**SET TASK:**
How many lines hold the string "sizeof"? Give only the number.

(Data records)
__________________________________________________

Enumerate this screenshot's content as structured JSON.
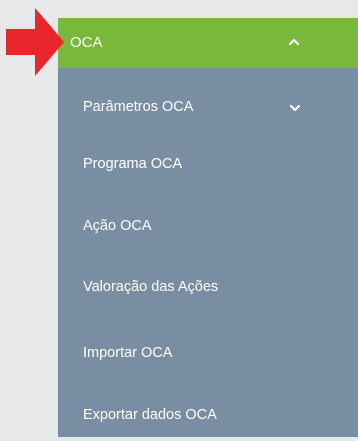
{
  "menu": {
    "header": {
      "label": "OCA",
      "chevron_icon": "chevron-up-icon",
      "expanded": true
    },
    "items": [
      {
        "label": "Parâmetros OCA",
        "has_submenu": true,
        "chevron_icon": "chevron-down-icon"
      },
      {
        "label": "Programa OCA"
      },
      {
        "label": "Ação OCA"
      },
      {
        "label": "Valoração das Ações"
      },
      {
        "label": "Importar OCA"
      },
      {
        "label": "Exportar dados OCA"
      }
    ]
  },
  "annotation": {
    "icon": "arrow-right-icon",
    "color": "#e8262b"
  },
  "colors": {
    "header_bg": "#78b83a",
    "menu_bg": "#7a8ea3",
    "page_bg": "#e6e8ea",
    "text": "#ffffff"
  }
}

__________________________________________________

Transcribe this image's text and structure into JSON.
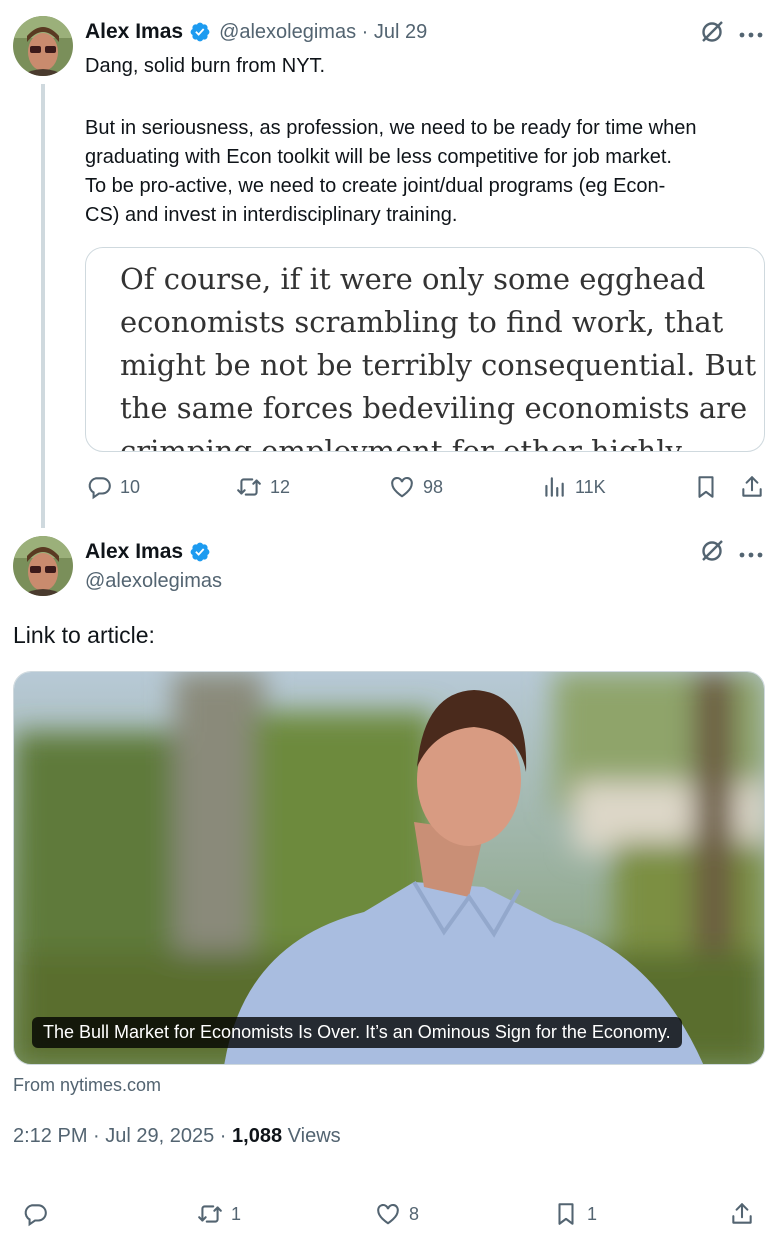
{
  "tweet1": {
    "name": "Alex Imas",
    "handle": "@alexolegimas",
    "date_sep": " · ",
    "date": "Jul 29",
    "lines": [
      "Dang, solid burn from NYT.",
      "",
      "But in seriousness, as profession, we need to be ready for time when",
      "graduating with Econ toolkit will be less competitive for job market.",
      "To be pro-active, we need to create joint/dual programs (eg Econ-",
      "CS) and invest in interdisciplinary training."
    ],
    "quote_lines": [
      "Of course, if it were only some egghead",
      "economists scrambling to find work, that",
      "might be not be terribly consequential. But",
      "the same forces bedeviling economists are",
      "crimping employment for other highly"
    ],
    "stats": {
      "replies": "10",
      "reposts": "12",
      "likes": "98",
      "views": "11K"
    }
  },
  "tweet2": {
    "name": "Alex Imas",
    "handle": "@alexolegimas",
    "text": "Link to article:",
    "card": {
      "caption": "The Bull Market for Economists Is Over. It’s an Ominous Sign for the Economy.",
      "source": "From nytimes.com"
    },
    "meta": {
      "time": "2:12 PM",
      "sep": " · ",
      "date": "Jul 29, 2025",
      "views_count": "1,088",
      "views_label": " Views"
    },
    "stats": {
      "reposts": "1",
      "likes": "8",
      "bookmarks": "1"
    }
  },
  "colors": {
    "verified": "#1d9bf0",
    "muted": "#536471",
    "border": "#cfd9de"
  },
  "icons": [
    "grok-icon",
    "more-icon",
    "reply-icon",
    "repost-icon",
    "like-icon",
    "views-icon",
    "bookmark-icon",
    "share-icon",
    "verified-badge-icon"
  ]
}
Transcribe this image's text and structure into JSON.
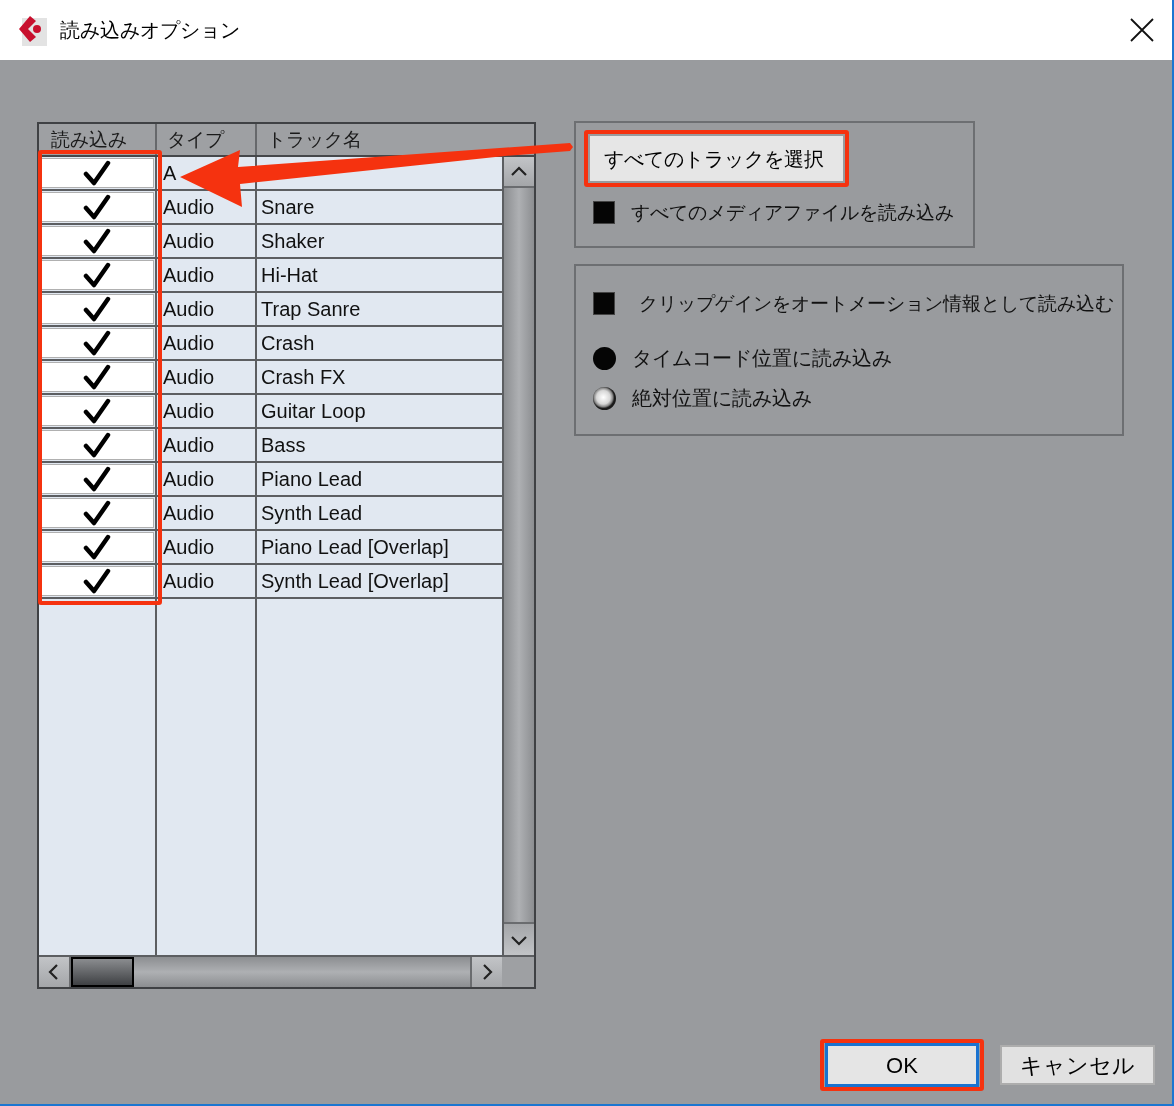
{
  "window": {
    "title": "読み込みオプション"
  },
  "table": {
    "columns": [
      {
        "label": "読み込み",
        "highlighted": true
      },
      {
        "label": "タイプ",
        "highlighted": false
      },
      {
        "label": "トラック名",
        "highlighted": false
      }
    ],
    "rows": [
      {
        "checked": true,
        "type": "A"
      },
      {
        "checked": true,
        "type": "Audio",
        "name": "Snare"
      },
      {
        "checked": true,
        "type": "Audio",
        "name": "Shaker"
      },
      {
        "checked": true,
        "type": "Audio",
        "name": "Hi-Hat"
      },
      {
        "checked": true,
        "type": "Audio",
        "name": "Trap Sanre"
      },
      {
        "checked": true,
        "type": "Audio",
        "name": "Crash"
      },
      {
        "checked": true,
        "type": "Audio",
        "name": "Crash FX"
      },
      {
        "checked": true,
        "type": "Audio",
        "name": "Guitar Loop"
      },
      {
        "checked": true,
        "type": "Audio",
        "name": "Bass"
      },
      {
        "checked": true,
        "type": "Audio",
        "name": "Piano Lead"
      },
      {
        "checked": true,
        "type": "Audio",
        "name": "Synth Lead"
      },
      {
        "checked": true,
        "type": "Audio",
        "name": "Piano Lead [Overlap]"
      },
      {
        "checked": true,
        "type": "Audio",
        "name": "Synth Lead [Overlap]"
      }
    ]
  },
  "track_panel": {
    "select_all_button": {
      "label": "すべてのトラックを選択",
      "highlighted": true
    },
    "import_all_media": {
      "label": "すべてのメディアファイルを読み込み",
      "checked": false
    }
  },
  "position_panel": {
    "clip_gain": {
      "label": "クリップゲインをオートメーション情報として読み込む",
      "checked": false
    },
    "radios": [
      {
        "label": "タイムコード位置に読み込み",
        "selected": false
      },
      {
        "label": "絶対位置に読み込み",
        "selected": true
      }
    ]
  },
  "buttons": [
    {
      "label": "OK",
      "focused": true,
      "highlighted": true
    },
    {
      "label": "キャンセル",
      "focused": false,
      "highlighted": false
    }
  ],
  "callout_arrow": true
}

__________________________________________________

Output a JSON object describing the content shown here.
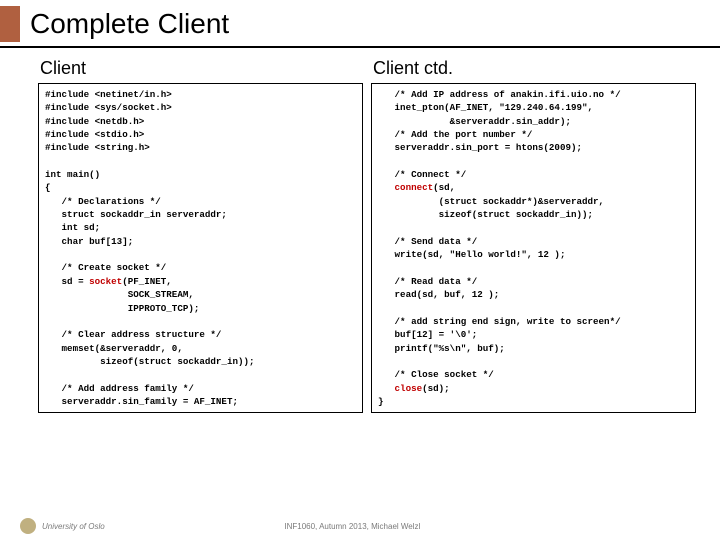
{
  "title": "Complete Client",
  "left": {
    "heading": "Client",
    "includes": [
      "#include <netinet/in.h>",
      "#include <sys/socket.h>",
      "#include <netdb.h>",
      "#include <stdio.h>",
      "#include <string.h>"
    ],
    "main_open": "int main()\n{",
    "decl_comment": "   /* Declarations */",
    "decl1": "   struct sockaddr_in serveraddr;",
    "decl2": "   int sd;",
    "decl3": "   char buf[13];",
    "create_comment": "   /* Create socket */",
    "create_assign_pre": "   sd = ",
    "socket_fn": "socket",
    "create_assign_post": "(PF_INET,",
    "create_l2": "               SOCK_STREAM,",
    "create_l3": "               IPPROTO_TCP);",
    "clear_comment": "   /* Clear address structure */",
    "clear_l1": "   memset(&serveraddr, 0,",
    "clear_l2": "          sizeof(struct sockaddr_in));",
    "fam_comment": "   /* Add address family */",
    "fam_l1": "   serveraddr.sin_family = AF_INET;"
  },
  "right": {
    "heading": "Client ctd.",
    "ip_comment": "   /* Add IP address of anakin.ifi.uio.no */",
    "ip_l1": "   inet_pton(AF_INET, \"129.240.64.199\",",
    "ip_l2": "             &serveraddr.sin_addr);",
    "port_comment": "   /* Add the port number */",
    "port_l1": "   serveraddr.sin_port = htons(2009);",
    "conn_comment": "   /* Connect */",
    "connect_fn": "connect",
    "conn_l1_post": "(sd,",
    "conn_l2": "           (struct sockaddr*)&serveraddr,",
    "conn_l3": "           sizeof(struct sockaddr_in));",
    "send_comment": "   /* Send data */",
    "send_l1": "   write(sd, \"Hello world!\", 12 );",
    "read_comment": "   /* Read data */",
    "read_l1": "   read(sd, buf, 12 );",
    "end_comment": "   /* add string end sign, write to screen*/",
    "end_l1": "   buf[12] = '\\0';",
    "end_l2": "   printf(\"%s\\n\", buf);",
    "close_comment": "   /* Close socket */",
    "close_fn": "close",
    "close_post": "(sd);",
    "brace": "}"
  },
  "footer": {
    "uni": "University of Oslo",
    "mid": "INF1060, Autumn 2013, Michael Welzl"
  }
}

__________________________________________________

**RESULT BELOW:**
2